> _Problem details_:
Find the lines holding "subtitle" and copy them.

[Collected data]
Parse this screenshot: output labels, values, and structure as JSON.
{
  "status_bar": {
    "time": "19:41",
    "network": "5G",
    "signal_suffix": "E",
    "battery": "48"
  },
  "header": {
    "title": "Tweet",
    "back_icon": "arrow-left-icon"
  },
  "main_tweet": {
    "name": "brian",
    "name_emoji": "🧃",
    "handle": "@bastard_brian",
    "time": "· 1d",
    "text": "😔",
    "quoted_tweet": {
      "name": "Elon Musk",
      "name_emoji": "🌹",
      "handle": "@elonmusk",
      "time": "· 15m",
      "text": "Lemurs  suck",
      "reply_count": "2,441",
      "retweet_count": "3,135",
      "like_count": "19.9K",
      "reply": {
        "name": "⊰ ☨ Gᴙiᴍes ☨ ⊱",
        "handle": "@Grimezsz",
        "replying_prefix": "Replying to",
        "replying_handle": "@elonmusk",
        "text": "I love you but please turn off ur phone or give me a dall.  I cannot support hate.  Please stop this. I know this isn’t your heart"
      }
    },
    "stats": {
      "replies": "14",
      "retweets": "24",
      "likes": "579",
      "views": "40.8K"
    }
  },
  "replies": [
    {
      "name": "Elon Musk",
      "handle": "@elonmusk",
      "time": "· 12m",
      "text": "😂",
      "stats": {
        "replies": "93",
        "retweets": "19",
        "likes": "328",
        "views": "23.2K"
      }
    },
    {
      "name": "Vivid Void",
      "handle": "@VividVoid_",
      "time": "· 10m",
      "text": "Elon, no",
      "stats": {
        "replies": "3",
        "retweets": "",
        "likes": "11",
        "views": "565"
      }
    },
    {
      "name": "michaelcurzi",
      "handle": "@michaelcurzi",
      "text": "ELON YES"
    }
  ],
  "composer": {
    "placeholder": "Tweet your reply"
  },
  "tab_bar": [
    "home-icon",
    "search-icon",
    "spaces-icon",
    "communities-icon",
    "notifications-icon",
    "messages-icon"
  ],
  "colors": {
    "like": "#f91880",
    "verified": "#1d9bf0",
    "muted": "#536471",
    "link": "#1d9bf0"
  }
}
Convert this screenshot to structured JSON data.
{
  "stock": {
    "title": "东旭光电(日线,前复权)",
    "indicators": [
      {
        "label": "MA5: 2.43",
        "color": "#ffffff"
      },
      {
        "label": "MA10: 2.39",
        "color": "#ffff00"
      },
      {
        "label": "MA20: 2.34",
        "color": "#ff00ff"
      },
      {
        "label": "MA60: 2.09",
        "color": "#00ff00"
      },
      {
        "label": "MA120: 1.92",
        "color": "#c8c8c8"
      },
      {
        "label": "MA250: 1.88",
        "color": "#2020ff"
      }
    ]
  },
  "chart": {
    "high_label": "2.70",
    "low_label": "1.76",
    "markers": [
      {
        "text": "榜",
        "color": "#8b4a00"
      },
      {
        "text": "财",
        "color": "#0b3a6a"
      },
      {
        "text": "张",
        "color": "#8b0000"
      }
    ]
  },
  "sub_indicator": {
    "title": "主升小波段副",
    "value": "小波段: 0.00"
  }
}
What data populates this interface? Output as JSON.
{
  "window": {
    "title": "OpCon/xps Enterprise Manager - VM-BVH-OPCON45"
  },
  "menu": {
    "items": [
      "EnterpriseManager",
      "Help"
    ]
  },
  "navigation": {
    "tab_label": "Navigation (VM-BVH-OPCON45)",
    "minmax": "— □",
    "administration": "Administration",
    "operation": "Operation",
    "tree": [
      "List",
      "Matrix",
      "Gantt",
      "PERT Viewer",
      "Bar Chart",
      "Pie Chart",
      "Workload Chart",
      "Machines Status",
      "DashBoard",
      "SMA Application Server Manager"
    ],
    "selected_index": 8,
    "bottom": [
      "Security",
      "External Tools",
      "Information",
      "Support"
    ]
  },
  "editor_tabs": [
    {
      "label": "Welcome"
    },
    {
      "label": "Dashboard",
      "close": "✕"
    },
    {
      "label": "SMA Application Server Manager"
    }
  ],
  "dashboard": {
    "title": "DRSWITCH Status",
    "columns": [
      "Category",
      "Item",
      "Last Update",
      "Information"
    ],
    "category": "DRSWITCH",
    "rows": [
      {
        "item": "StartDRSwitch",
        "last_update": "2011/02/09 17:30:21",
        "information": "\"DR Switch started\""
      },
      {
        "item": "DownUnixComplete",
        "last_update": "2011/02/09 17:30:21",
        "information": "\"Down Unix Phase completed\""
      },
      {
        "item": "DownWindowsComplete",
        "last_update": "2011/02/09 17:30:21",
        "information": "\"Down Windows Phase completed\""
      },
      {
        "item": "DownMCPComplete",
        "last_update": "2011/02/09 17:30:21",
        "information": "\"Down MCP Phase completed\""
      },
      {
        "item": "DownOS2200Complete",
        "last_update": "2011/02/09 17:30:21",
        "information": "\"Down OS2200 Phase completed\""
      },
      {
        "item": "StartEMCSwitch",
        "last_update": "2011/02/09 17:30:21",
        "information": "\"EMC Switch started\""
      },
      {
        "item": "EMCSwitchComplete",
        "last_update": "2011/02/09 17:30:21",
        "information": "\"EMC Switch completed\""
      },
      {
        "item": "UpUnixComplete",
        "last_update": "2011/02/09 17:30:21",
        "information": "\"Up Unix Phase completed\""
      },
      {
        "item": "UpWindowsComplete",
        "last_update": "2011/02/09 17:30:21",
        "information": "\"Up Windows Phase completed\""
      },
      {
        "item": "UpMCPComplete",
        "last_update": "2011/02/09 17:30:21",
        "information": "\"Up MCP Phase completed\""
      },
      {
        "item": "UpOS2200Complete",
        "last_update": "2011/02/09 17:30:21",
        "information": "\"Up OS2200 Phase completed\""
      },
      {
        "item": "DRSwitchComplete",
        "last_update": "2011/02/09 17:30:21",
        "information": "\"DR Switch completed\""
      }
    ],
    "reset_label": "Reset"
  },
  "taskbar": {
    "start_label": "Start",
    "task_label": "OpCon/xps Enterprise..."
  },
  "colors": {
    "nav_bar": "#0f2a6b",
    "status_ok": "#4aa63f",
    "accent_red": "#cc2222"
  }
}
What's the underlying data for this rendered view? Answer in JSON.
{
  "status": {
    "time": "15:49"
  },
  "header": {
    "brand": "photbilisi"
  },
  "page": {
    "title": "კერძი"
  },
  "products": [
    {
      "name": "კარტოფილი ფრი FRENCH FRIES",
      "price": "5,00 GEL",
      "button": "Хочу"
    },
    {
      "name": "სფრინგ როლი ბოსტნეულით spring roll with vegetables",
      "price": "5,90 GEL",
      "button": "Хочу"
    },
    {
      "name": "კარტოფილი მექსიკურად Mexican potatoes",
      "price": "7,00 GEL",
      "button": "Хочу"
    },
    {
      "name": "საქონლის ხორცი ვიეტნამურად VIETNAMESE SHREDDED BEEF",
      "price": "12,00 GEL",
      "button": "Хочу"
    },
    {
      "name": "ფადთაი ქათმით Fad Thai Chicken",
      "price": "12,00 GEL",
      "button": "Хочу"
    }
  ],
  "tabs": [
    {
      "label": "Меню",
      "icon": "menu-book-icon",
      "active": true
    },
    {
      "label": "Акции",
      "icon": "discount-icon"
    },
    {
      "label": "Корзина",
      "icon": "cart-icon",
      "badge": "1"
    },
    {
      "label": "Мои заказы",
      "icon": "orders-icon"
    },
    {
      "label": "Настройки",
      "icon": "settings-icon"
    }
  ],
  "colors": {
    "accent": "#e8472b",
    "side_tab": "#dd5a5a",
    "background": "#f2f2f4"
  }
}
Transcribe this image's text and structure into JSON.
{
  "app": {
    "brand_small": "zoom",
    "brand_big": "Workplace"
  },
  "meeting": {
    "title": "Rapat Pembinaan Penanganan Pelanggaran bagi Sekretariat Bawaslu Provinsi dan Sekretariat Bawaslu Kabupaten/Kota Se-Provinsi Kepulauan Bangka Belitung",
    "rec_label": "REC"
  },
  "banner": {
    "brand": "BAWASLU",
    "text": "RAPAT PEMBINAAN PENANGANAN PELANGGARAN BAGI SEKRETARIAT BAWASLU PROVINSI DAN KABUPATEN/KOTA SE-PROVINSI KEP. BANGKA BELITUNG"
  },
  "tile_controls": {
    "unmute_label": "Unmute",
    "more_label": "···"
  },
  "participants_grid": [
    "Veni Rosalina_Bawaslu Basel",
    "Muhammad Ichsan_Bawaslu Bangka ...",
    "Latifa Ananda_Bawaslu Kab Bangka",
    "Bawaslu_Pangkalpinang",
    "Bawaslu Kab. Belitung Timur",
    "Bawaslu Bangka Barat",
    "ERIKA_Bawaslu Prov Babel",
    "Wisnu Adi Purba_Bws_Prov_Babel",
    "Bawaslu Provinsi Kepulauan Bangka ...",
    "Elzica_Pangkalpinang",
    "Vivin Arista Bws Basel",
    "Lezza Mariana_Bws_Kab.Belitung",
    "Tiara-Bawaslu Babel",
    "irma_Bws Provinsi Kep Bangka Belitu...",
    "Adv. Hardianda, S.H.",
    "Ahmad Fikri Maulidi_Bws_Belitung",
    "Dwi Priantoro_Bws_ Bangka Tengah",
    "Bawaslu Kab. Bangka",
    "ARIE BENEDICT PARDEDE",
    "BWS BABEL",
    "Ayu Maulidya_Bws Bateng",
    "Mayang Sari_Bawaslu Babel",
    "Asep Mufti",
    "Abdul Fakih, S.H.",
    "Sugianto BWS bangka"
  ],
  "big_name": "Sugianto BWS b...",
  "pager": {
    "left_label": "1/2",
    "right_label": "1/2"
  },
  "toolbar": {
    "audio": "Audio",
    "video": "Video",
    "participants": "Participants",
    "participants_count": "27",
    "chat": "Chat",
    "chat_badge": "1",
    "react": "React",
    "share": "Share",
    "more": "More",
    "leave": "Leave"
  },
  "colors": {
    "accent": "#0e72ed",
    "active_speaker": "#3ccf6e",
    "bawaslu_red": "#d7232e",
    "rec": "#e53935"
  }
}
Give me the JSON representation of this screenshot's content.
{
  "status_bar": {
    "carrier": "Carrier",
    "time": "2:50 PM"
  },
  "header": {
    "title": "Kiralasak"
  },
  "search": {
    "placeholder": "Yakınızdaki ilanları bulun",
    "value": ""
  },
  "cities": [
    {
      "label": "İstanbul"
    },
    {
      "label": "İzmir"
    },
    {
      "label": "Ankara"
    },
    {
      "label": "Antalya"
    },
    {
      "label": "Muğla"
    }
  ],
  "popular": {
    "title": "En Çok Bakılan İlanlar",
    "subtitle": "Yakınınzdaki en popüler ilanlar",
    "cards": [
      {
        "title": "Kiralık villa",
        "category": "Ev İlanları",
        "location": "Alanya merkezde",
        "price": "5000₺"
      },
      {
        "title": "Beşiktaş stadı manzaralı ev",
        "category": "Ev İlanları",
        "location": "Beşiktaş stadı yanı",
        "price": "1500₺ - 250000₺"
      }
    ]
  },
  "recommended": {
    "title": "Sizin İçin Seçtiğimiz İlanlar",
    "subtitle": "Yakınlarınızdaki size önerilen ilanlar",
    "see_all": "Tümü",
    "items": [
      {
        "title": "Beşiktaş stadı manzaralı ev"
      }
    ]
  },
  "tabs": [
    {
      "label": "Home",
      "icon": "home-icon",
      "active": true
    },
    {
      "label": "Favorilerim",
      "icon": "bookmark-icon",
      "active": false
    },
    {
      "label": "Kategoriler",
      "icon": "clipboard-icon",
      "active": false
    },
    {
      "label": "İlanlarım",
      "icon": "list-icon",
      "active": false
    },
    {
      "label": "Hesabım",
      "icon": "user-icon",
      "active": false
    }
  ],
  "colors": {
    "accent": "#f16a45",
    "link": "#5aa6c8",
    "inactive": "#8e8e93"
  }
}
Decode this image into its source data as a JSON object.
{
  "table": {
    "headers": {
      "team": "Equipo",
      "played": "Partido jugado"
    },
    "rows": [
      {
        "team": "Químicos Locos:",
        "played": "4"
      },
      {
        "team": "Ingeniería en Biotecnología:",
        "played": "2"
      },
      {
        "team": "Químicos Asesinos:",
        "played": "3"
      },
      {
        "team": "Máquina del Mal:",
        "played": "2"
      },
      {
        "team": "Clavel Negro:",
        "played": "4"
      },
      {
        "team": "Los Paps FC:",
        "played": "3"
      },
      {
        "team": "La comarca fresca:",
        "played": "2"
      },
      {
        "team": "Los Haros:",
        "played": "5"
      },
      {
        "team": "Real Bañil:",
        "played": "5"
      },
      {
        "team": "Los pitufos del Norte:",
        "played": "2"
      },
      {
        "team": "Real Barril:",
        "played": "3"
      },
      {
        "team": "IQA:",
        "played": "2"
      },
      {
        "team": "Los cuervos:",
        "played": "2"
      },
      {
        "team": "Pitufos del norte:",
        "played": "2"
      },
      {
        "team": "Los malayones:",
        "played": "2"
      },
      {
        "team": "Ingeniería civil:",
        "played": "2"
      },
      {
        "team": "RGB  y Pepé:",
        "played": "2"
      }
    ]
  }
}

> _Response for this exercise_:
    "subtitle": "Yakınınzdaki en popüler ilanlar",
    "subtitle": "Yakınlarınızdaki size önerilen ilanlar",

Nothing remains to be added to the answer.